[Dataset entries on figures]
+ + +
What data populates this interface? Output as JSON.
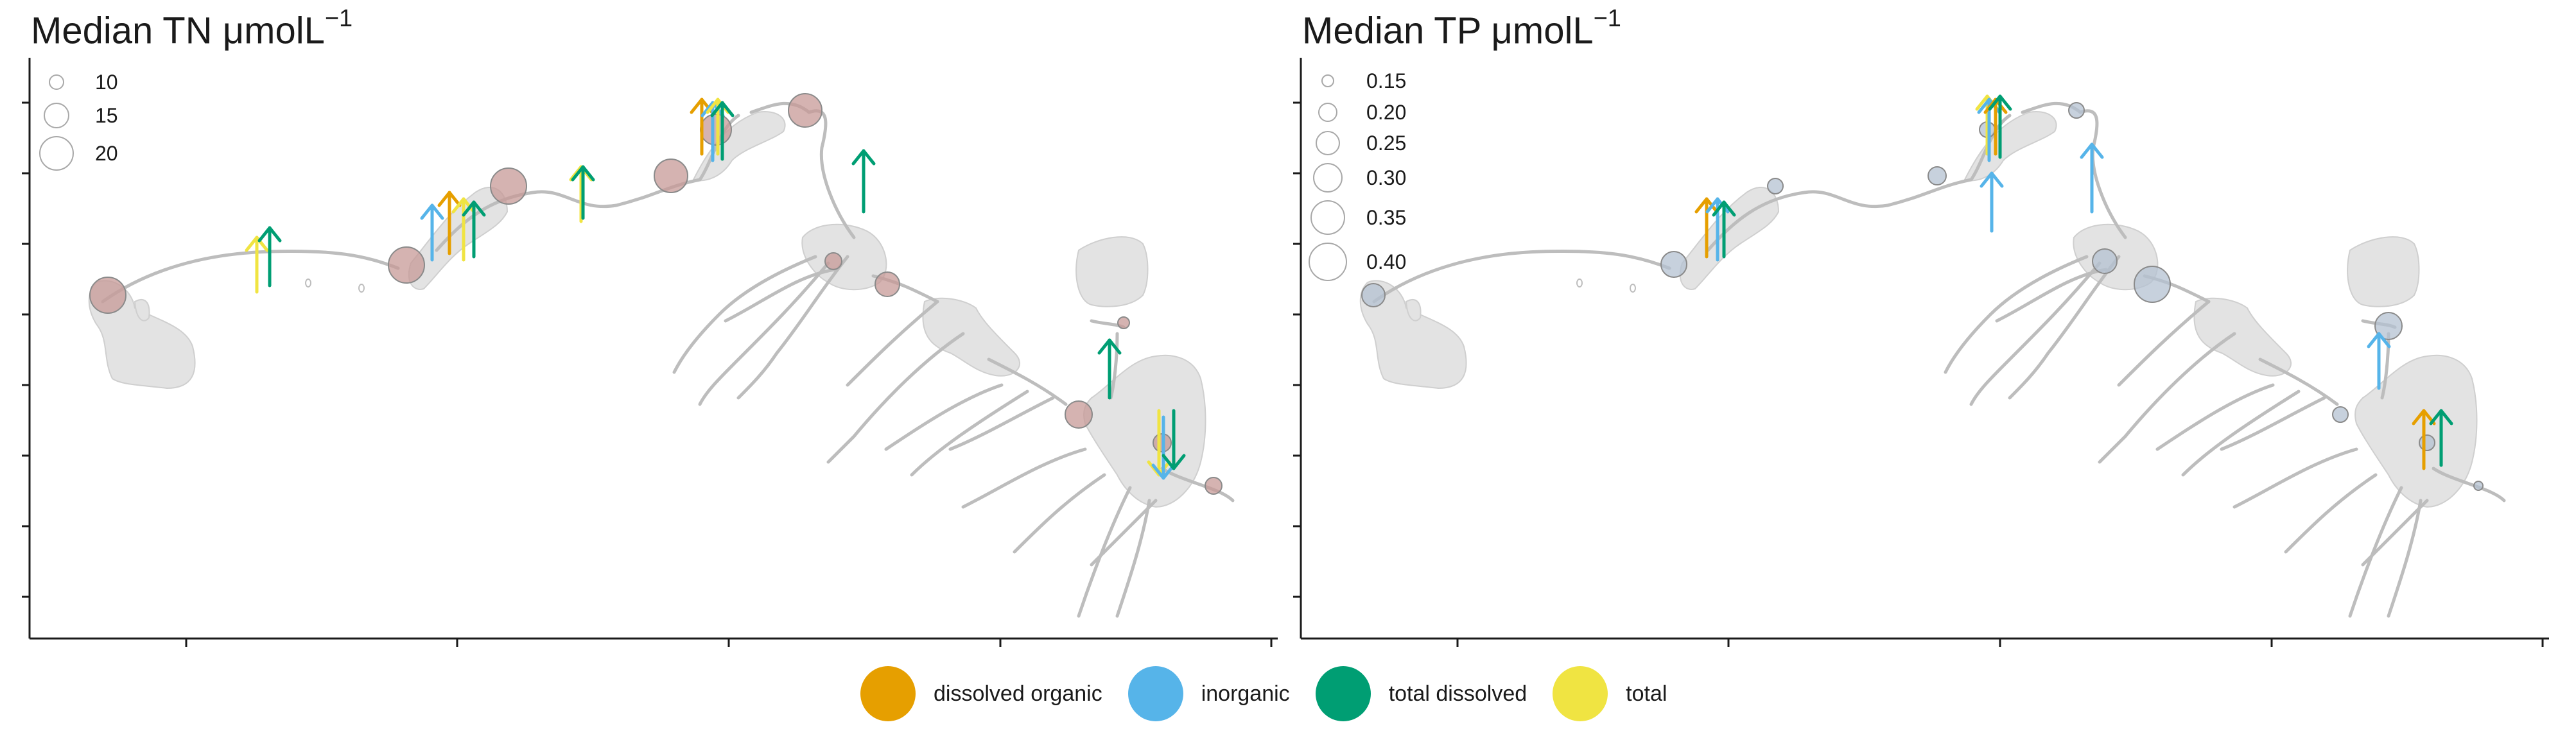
{
  "panels": {
    "tn": {
      "title": "Median TN μmolL",
      "title_sup": "−1",
      "marker_color": "#c79a97",
      "size_legend": [
        "10",
        "15",
        "20"
      ]
    },
    "tp": {
      "title": "Median TP μmolL",
      "title_sup": "−1",
      "marker_color": "#b4c2d2",
      "size_legend": [
        "0.15",
        "0.20",
        "0.25",
        "0.30",
        "0.35",
        "0.40"
      ]
    }
  },
  "legend": {
    "items": [
      {
        "label": "dissolved organic",
        "color": "#e69f00"
      },
      {
        "label": "inorganic",
        "color": "#56b4e9"
      },
      {
        "label": "total dissolved",
        "color": "#009e73"
      },
      {
        "label": "total",
        "color": "#f0e442"
      }
    ]
  },
  "map": {
    "water_color": "#e3e3e3",
    "river_color": "#bdbdbd",
    "axis_color": "#1a1a1a"
  }
}
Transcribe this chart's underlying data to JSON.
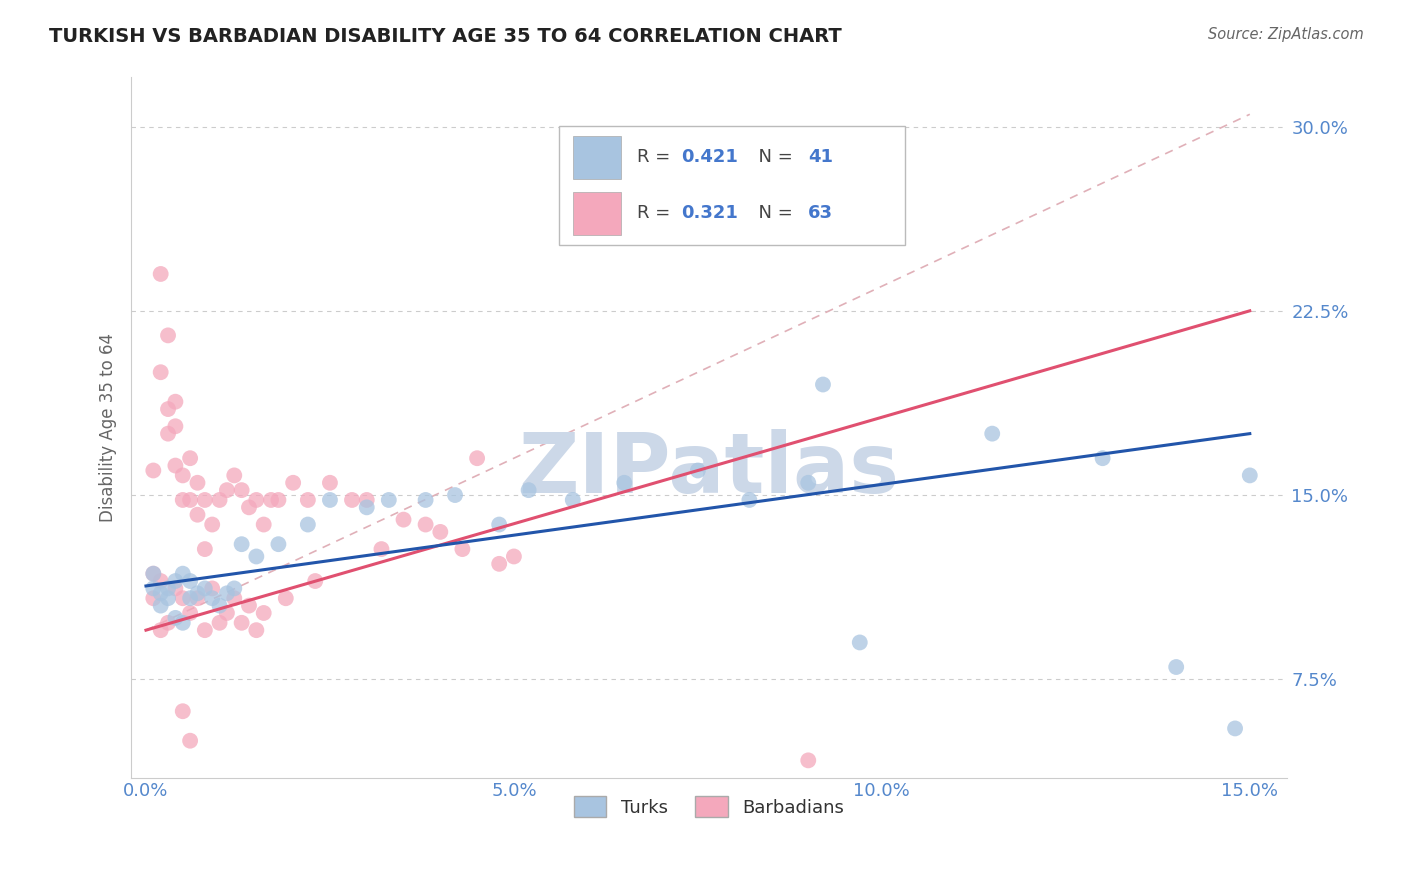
+ + +
• Problem description
Exactly how many lines of the listing above contain the string "label"? Give no more than the number.

• Answer in full
4